- Given request:
Give a verbatim copy of the lines below, minus the pictures.

--------------------

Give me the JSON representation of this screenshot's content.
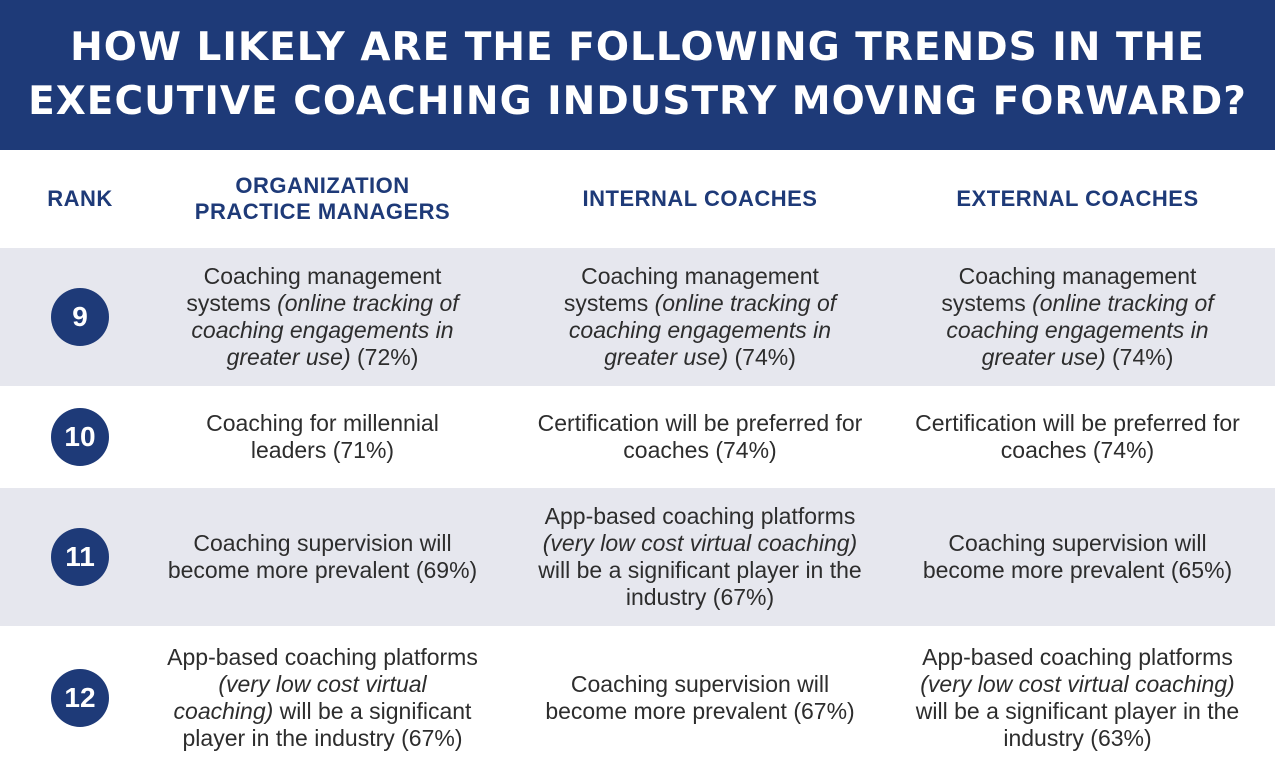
{
  "title_line1": "HOW LIKELY ARE THE FOLLOWING TRENDS IN THE",
  "title_line2": "EXECUTIVE COACHING INDUSTRY MOVING FORWARD?",
  "columns": {
    "rank": "RANK",
    "org_line1": "ORGANIZATION",
    "org_line2": "PRACTICE MANAGERS",
    "internal": "INTERNAL COACHES",
    "external": "EXTERNAL COACHES"
  },
  "colors": {
    "navy": "#1e3a78",
    "row_shade": "#e6e7ee"
  },
  "rows": [
    {
      "rank": "9",
      "org": {
        "pre": "Coaching management systems ",
        "italic": "(online tracking of coaching engagements in greater use)",
        "post": " (72%)"
      },
      "internal": {
        "pre": "Coaching management systems ",
        "italic": "(online tracking of coaching engagements in greater use)",
        "post": " (74%)"
      },
      "external": {
        "pre": "Coaching management systems ",
        "italic": "(online tracking of coaching engagements in greater use)",
        "post": " (74%)"
      }
    },
    {
      "rank": "10",
      "org": {
        "pre": "Coaching for millennial leaders (71%)",
        "italic": "",
        "post": ""
      },
      "internal": {
        "pre": "Certification will be preferred for coaches (74%)",
        "italic": "",
        "post": ""
      },
      "external": {
        "pre": "Certification will be preferred for coaches (74%)",
        "italic": "",
        "post": ""
      }
    },
    {
      "rank": "11",
      "org": {
        "pre": "Coaching supervision will become more prevalent (69%)",
        "italic": "",
        "post": ""
      },
      "internal": {
        "pre": "App-based coaching platforms ",
        "italic": "(very low cost virtual coaching)",
        "post": " will be a significant player in the industry (67%)"
      },
      "external": {
        "pre": "Coaching supervision will become more prevalent (65%)",
        "italic": "",
        "post": ""
      }
    },
    {
      "rank": "12",
      "org": {
        "pre": "App-based coaching platforms ",
        "italic": "(very low cost virtual coaching)",
        "post": " will be a significant player in the industry (67%)"
      },
      "internal": {
        "pre": "Coaching supervision will become more prevalent (67%)",
        "italic": "",
        "post": ""
      },
      "external": {
        "pre": "App-based coaching platforms ",
        "italic": "(very low cost virtual coaching)",
        "post": " will be a significant player in the industry (63%)"
      }
    }
  ]
}
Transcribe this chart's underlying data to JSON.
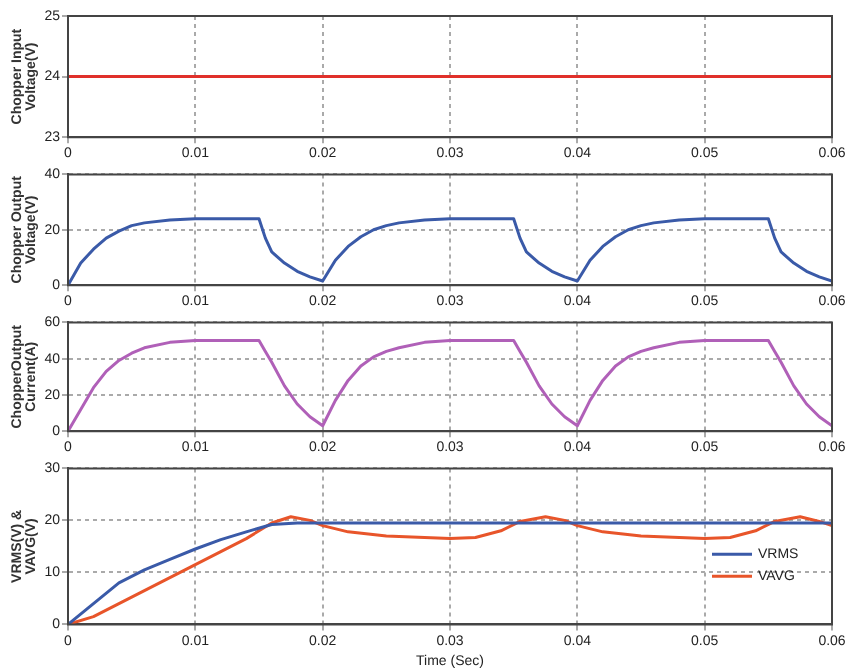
{
  "chart_data": [
    {
      "type": "line",
      "ylabel": "Chopper Input Voltage(V)",
      "xlim": [
        0,
        0.06
      ],
      "xticks": [
        0,
        0.01,
        0.02,
        0.03,
        0.04,
        0.05,
        0.06
      ],
      "ylim": [
        23,
        25
      ],
      "yticks": [
        23,
        24,
        25
      ],
      "grid": true,
      "series": [
        {
          "color": "#e0302a",
          "x": [
            0,
            0.06
          ],
          "values": [
            24,
            24
          ]
        }
      ]
    },
    {
      "type": "line",
      "ylabel": "Chopper Output Voltage(V)",
      "xlim": [
        0,
        0.06
      ],
      "xticks": [
        0,
        0.01,
        0.02,
        0.03,
        0.04,
        0.05,
        0.06
      ],
      "ylim": [
        0,
        40
      ],
      "yticks": [
        0,
        20,
        40
      ],
      "grid": true,
      "series": [
        {
          "color": "#3a5aa8",
          "x": [
            0,
            0.001,
            0.002,
            0.003,
            0.004,
            0.005,
            0.006,
            0.008,
            0.01,
            0.015,
            0.0155,
            0.016,
            0.017,
            0.018,
            0.019,
            0.02,
            0.021,
            0.022,
            0.023,
            0.024,
            0.025,
            0.026,
            0.028,
            0.03,
            0.035,
            0.0355,
            0.036,
            0.037,
            0.038,
            0.039,
            0.04,
            0.041,
            0.042,
            0.043,
            0.044,
            0.045,
            0.046,
            0.048,
            0.05,
            0.055,
            0.0555,
            0.056,
            0.057,
            0.058,
            0.059,
            0.06
          ],
          "values": [
            0,
            8,
            13,
            17,
            19.5,
            21.5,
            22.5,
            23.5,
            24,
            24,
            17,
            12,
            8,
            5,
            3,
            1.5,
            9,
            14,
            17.5,
            20,
            21.5,
            22.5,
            23.5,
            24,
            24,
            17,
            12,
            8,
            5,
            3,
            1.5,
            9,
            14,
            17.5,
            20,
            21.5,
            22.5,
            23.5,
            24,
            24,
            17,
            12,
            8,
            5,
            3,
            1.5
          ]
        }
      ]
    },
    {
      "type": "line",
      "ylabel": "ChopperOutput Current(A)",
      "xlim": [
        0,
        0.06
      ],
      "xticks": [
        0,
        0.01,
        0.02,
        0.03,
        0.04,
        0.05,
        0.06
      ],
      "ylim": [
        0,
        60
      ],
      "yticks": [
        0,
        20,
        40,
        60
      ],
      "grid": true,
      "series": [
        {
          "color": "#b060b8",
          "x": [
            0,
            0.001,
            0.002,
            0.003,
            0.004,
            0.005,
            0.006,
            0.008,
            0.01,
            0.015,
            0.0155,
            0.016,
            0.017,
            0.018,
            0.019,
            0.02,
            0.021,
            0.022,
            0.023,
            0.024,
            0.025,
            0.026,
            0.028,
            0.03,
            0.035,
            0.0355,
            0.036,
            0.037,
            0.038,
            0.039,
            0.04,
            0.041,
            0.042,
            0.043,
            0.044,
            0.045,
            0.046,
            0.048,
            0.05,
            0.055,
            0.0555,
            0.056,
            0.057,
            0.058,
            0.059,
            0.06
          ],
          "values": [
            0,
            12,
            24,
            33,
            39,
            43,
            46,
            49,
            50,
            50,
            44,
            38,
            25,
            15,
            8,
            3,
            17,
            28,
            36,
            41,
            44,
            46,
            49,
            50,
            50,
            44,
            38,
            25,
            15,
            8,
            3,
            17,
            28,
            36,
            41,
            44,
            46,
            49,
            50,
            50,
            44,
            38,
            25,
            15,
            8,
            3
          ]
        }
      ]
    },
    {
      "type": "line",
      "xlabel": "Time (Sec)",
      "ylabel": "VRMS(V) & VAVG(V)",
      "xlim": [
        0,
        0.06
      ],
      "xticks": [
        0,
        0.01,
        0.02,
        0.03,
        0.04,
        0.05,
        0.06
      ],
      "ylim": [
        0,
        30
      ],
      "yticks": [
        0,
        10,
        20,
        30
      ],
      "grid": true,
      "legend": "right",
      "series": [
        {
          "name": "VRMS",
          "color": "#3a5aa8",
          "x": [
            0,
            0.002,
            0.004,
            0.006,
            0.008,
            0.01,
            0.012,
            0.014,
            0.016,
            0.018,
            0.06
          ],
          "values": [
            0,
            4,
            8,
            10.5,
            12.5,
            14.5,
            16.3,
            17.8,
            19.2,
            19.5,
            19.5
          ]
        },
        {
          "name": "VAVG",
          "color": "#e8552a",
          "x": [
            0,
            0.002,
            0.004,
            0.006,
            0.008,
            0.01,
            0.012,
            0.014,
            0.016,
            0.0175,
            0.019,
            0.02,
            0.022,
            0.025,
            0.028,
            0.03,
            0.032,
            0.034,
            0.0355,
            0.0375,
            0.039,
            0.04,
            0.042,
            0.045,
            0.048,
            0.05,
            0.052,
            0.054,
            0.0555,
            0.0575,
            0.059,
            0.06
          ],
          "values": [
            0,
            1.5,
            4,
            6.5,
            9,
            11.5,
            14,
            16.5,
            19.5,
            20.7,
            20,
            19,
            17.8,
            17,
            16.7,
            16.5,
            16.7,
            18,
            19.8,
            20.7,
            20,
            19,
            17.8,
            17,
            16.7,
            16.5,
            16.7,
            18,
            19.8,
            20.7,
            19.8,
            19
          ]
        }
      ]
    }
  ]
}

--------------------

- Finished exercise:
Give me the JSON representation of this screenshot's content.
{
  "title_line1": "HOW LIKELY ARE THE FOLLOWING TRENDS IN THE",
  "title_line2": "EXECUTIVE COACHING INDUSTRY MOVING FORWARD?",
  "columns": {
    "rank": "RANK",
    "org_line1": "ORGANIZATION",
    "org_line2": "PRACTICE MANAGERS",
    "internal": "INTERNAL COACHES",
    "external": "EXTERNAL COACHES"
  },
  "colors": {
    "navy": "#1e3a78",
    "row_shade": "#e6e7ee"
  },
  "rows": [
    {
      "rank": "9",
      "org": {
        "pre": "Coaching management systems ",
        "italic": "(online tracking of coaching engagements in greater use)",
        "post": " (72%)"
      },
      "internal": {
        "pre": "Coaching management systems ",
        "italic": "(online tracking of coaching engagements in greater use)",
        "post": " (74%)"
      },
      "external": {
        "pre": "Coaching management systems ",
        "italic": "(online tracking of coaching engagements in greater use)",
        "post": " (74%)"
      }
    },
    {
      "rank": "10",
      "org": {
        "pre": "Coaching for millennial leaders (71%)",
        "italic": "",
        "post": ""
      },
      "internal": {
        "pre": "Certification will be preferred for coaches (74%)",
        "italic": "",
        "post": ""
      },
      "external": {
        "pre": "Certification will be preferred for coaches (74%)",
        "italic": "",
        "post": ""
      }
    },
    {
      "rank": "11",
      "org": {
        "pre": "Coaching supervision will become more prevalent (69%)",
        "italic": "",
        "post": ""
      },
      "internal": {
        "pre": "App-based coaching platforms ",
        "italic": "(very low cost virtual coaching)",
        "post": " will be a significant player in the industry (67%)"
      },
      "external": {
        "pre": "Coaching supervision will become more prevalent (65%)",
        "italic": "",
        "post": ""
      }
    },
    {
      "rank": "12",
      "org": {
        "pre": "App-based coaching platforms ",
        "italic": "(very low cost virtual coaching)",
        "post": " will be a significant player in the industry (67%)"
      },
      "internal": {
        "pre": "Coaching supervision will become more prevalent (67%)",
        "italic": "",
        "post": ""
      },
      "external": {
        "pre": "App-based coaching platforms ",
        "italic": "(very low cost virtual coaching)",
        "post": " will be a significant player in the industry (63%)"
      }
    }
  ]
}
Transcribe this chart's underlying data to JSON.
{
  "chart_data": [
    {
      "type": "line",
      "ylabel": "Chopper Input Voltage(V)",
      "xlim": [
        0,
        0.06
      ],
      "xticks": [
        0,
        0.01,
        0.02,
        0.03,
        0.04,
        0.05,
        0.06
      ],
      "ylim": [
        23,
        25
      ],
      "yticks": [
        23,
        24,
        25
      ],
      "grid": true,
      "series": [
        {
          "color": "#e0302a",
          "x": [
            0,
            0.06
          ],
          "values": [
            24,
            24
          ]
        }
      ]
    },
    {
      "type": "line",
      "ylabel": "Chopper Output Voltage(V)",
      "xlim": [
        0,
        0.06
      ],
      "xticks": [
        0,
        0.01,
        0.02,
        0.03,
        0.04,
        0.05,
        0.06
      ],
      "ylim": [
        0,
        40
      ],
      "yticks": [
        0,
        20,
        40
      ],
      "grid": true,
      "series": [
        {
          "color": "#3a5aa8",
          "x": [
            0,
            0.001,
            0.002,
            0.003,
            0.004,
            0.005,
            0.006,
            0.008,
            0.01,
            0.015,
            0.0155,
            0.016,
            0.017,
            0.018,
            0.019,
            0.02,
            0.021,
            0.022,
            0.023,
            0.024,
            0.025,
            0.026,
            0.028,
            0.03,
            0.035,
            0.0355,
            0.036,
            0.037,
            0.038,
            0.039,
            0.04,
            0.041,
            0.042,
            0.043,
            0.044,
            0.045,
            0.046,
            0.048,
            0.05,
            0.055,
            0.0555,
            0.056,
            0.057,
            0.058,
            0.059,
            0.06
          ],
          "values": [
            0,
            8,
            13,
            17,
            19.5,
            21.5,
            22.5,
            23.5,
            24,
            24,
            17,
            12,
            8,
            5,
            3,
            1.5,
            9,
            14,
            17.5,
            20,
            21.5,
            22.5,
            23.5,
            24,
            24,
            17,
            12,
            8,
            5,
            3,
            1.5,
            9,
            14,
            17.5,
            20,
            21.5,
            22.5,
            23.5,
            24,
            24,
            17,
            12,
            8,
            5,
            3,
            1.5
          ]
        }
      ]
    },
    {
      "type": "line",
      "ylabel": "ChopperOutput Current(A)",
      "xlim": [
        0,
        0.06
      ],
      "xticks": [
        0,
        0.01,
        0.02,
        0.03,
        0.04,
        0.05,
        0.06
      ],
      "ylim": [
        0,
        60
      ],
      "yticks": [
        0,
        20,
        40,
        60
      ],
      "grid": true,
      "series": [
        {
          "color": "#b060b8",
          "x": [
            0,
            0.001,
            0.002,
            0.003,
            0.004,
            0.005,
            0.006,
            0.008,
            0.01,
            0.015,
            0.0155,
            0.016,
            0.017,
            0.018,
            0.019,
            0.02,
            0.021,
            0.022,
            0.023,
            0.024,
            0.025,
            0.026,
            0.028,
            0.03,
            0.035,
            0.0355,
            0.036,
            0.037,
            0.038,
            0.039,
            0.04,
            0.041,
            0.042,
            0.043,
            0.044,
            0.045,
            0.046,
            0.048,
            0.05,
            0.055,
            0.0555,
            0.056,
            0.057,
            0.058,
            0.059,
            0.06
          ],
          "values": [
            0,
            12,
            24,
            33,
            39,
            43,
            46,
            49,
            50,
            50,
            44,
            38,
            25,
            15,
            8,
            3,
            17,
            28,
            36,
            41,
            44,
            46,
            49,
            50,
            50,
            44,
            38,
            25,
            15,
            8,
            3,
            17,
            28,
            36,
            41,
            44,
            46,
            49,
            50,
            50,
            44,
            38,
            25,
            15,
            8,
            3
          ]
        }
      ]
    },
    {
      "type": "line",
      "xlabel": "Time (Sec)",
      "ylabel": "VRMS(V) & VAVG(V)",
      "xlim": [
        0,
        0.06
      ],
      "xticks": [
        0,
        0.01,
        0.02,
        0.03,
        0.04,
        0.05,
        0.06
      ],
      "ylim": [
        0,
        30
      ],
      "yticks": [
        0,
        10,
        20,
        30
      ],
      "grid": true,
      "legend": "right",
      "series": [
        {
          "name": "VRMS",
          "color": "#3a5aa8",
          "x": [
            0,
            0.002,
            0.004,
            0.006,
            0.008,
            0.01,
            0.012,
            0.014,
            0.016,
            0.018,
            0.06
          ],
          "values": [
            0,
            4,
            8,
            10.5,
            12.5,
            14.5,
            16.3,
            17.8,
            19.2,
            19.5,
            19.5
          ]
        },
        {
          "name": "VAVG",
          "color": "#e8552a",
          "x": [
            0,
            0.002,
            0.004,
            0.006,
            0.008,
            0.01,
            0.012,
            0.014,
            0.016,
            0.0175,
            0.019,
            0.02,
            0.022,
            0.025,
            0.028,
            0.03,
            0.032,
            0.034,
            0.0355,
            0.0375,
            0.039,
            0.04,
            0.042,
            0.045,
            0.048,
            0.05,
            0.052,
            0.054,
            0.0555,
            0.0575,
            0.059,
            0.06
          ],
          "values": [
            0,
            1.5,
            4,
            6.5,
            9,
            11.5,
            14,
            16.5,
            19.5,
            20.7,
            20,
            19,
            17.8,
            17,
            16.7,
            16.5,
            16.7,
            18,
            19.8,
            20.7,
            20,
            19,
            17.8,
            17,
            16.7,
            16.5,
            16.7,
            18,
            19.8,
            20.7,
            19.8,
            19
          ]
        }
      ]
    }
  ]
}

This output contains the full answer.